### Given problem
Return the entries below in their exact form, leaving the pictures out.

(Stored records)
──────────────────────────────
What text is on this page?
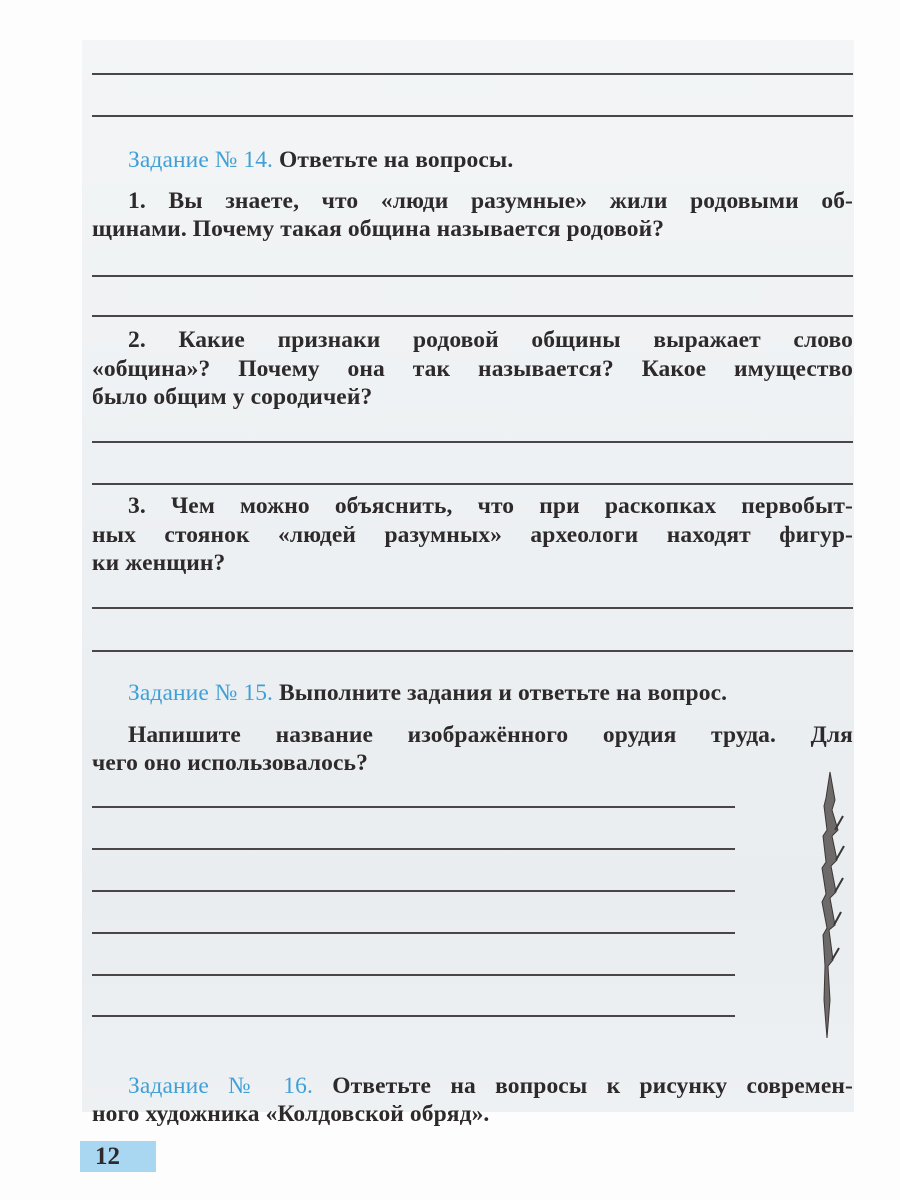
Задание № 14. Ответьте на вопросы.
1. Вы знаете, что «люди разумные» жили родовыми об-
щинами. Почему такая община называется родовой?
2. Какие признаки родовой общины выражает слово
«община»? Почему она так называется? Какое имущество
было общим у сородичей?
3. Чем можно объяснить, что при раскопках первобыт-
ных стоянок «людей разумных» археологи находят фигур-
ки женщин?
Задание № 15. Выполните задания и ответьте на вопрос.
Напишите название изображённого орудия труда. Для
чего оно использовалось?
Задание № 16. Ответьте на вопросы к рисунку современ-
ного художника «Колдовской обряд».
12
──────────────────────────────
### Problem solution
What text is on this page?
Задание № 14. Ответьте на вопросы.
1. Вы знаете, что «люди разумные» жили родовыми об-
щинами. Почему такая община называется родовой?
2. Какие признаки родовой общины выражает слово
«община»? Почему она так называется? Какое имущество
было общим у сородичей?
3. Чем можно объяснить, что при раскопках первобыт-
ных стоянок «людей разумных» археологи находят фигур-
ки женщин?
Задание № 15. Выполните задания и ответьте на вопрос.
Напишите название изображённого орудия труда. Для
чего оно использовалось?
Задание № 16. Ответьте на вопросы к рисунку современ-
ного художника «Колдовской обряд».
12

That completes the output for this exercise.